■ **WORK TO DO**
Extract the full listing verbatim and drop any pictures from your copy.

[Stored items]

-- -- --

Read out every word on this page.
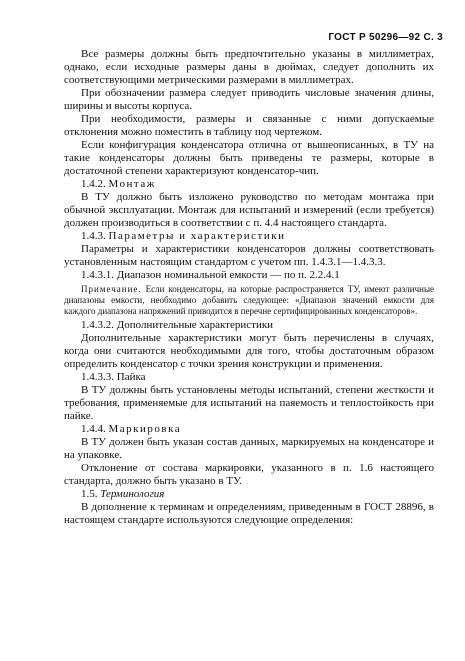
ГОСТ Р 50296—92 С. 3

Все размеры должны быть предпочтительно указаны в миллиметрах, однако, если исходные размеры даны в дюймах, следует дополнить их соответствующими метрическими размерами в миллиметрах.

При обозначении размера следует приводить числовые значения длины, ширины и высоты корпуса.

При необходимости, размеры и связанные с ними допускаемые отклонения можно поместить в таблицу под чертежом.

Если конфигурация конденсатора отлична от вышеописанных, в ТУ на такие конденсаторы должны быть приведены те размеры, которые в достаточной степени характеризуют конденсатор-чип.

1.4.2. Монтаж

В ТУ должно быть изложено руководство по методам монтажа при обычной эксплуатации. Монтаж для испытаний и измерений (если требуется) должен производиться в соответствии с п. 4.4 настоящего стандарта.

1.4.3. Параметры и характеристики

Параметры и характеристики конденсаторов должны соответствовать установленным настоящим стандартом с учетом пп. 1.4.3.1—1.4.3.3.

1.4.3.1. Диапазон номинальной емкости — по п. 2.2.4.1

Примечание. Если конденсаторы, на которые распространяется ТУ, имеют различные диапазоны емкости, необходимо добавить следующее: «Диапазон значений емкости для каждого диапазона напряжений приводится в перечне сертифицированных конденсаторов».

1.4.3.2. Дополнительные характеристики

Дополнительные характеристики могут быть перечислены в случаях, когда они считаются необходимыми для того, чтобы достаточным образом определить конденсатор с точки зрения конструкции и применения.

1.4.3.3. Пайка

В ТУ должны быть установлены методы испытаний, степени жесткости и требования, применяемые для испытаний на паяемость и теплостойкость при пайке.

1.4.4. Маркировка

В ТУ должен быть указан состав данных, маркируемых на конденсаторе и на упаковке.

Отклонение от состава маркировки, указанного в п. 1.6 настоящего стандарта, должно быть указано в ТУ.

1.5. Терминология

В дополнение к терминам и определениям, приведенным в ГОСТ 28896, в настоящем стандарте используются следующие определения:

-- -- --

■ **EXERCISE SOLUTION**
Read out every word on this page.
ГОСТ Р 50296—92 С. 3

Все размеры должны быть предпочтительно указаны в миллиметрах, однако, если исходные размеры даны в дюймах, следует дополнить их соответствующими метрическими размерами в миллиметрах.

При обозначении размера следует приводить числовые значения длины, ширины и высоты корпуса.

При необходимости, размеры и связанные с ними допускаемые отклонения можно поместить в таблицу под чертежом.

Если конфигурация конденсатора отлична от вышеописанных, в ТУ на такие конденсаторы должны быть приведены те размеры, которые в достаточной степени характеризуют конденсатор-чип.

1.4.2. Монтаж

В ТУ должно быть изложено руководство по методам монтажа при обычной эксплуатации. Монтаж для испытаний и измерений (если требуется) должен производиться в соответствии с п. 4.4 настоящего стандарта.

1.4.3. Параметры и характеристики

Параметры и характеристики конденсаторов должны соответствовать установленным настоящим стандартом с учетом пп. 1.4.3.1—1.4.3.3.

1.4.3.1. Диапазон номинальной емкости — по п. 2.2.4.1

Примечание. Если конденсаторы, на которые распространяется ТУ, имеют различные диапазоны емкости, необходимо добавить следующее: «Диапазон значений емкости для каждого диапазона напряжений приводится в перечне сертифицированных конденсаторов».

1.4.3.2. Дополнительные характеристики

Дополнительные характеристики могут быть перечислены в случаях, когда они считаются необходимыми для того, чтобы достаточным образом определить конденсатор с точки зрения конструкции и применения.

1.4.3.3. Пайка

В ТУ должны быть установлены методы испытаний, степени жесткости и требования, применяемые для испытаний на паяемость и теплостойкость при пайке.

1.4.4. Маркировка

В ТУ должен быть указан состав данных, маркируемых на конденсаторе и на упаковке.

Отклонение от состава маркировки, указанного в п. 1.6 настоящего стандарта, должно быть указано в ТУ.

1.5. Терминология

В дополнение к терминам и определениям, приведенным в ГОСТ 28896, в настоящем стандарте используются следующие определения:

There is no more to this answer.